▶ SHORT EXERCISE:
Output every entry exactly as given.

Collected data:
#####

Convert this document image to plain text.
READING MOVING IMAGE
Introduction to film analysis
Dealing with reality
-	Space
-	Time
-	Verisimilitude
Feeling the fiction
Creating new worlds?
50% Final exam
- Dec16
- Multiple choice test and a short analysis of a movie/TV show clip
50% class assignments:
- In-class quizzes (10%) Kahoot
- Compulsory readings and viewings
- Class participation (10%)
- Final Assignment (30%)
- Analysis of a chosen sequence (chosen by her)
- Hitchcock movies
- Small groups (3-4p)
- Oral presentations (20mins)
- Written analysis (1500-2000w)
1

#####

▶ CORRECT ANSWER:
Convert this document image to plain text.
READING MOVING IMAGE
Introduction to film analysis
Dealing with reality
-	Space
-	Time
-	Verisimilitude
Feeling the fiction
Creating new worlds?
50% Final exam
- Dec16
- Multiple choice test and a short analysis of a movie/TV show clip
50% class assignments:
- In-class quizzes (10%) Kahoot
- Compulsory readings and viewings
- Class participation (10%)
- Final Assignment (30%)
- Analysis of a chosen sequence (chosen by her)
- Hitchcock movies
- Small groups (3-4p)
- Oral presentations (20mins)
- Written analysis (1500-2000w)
1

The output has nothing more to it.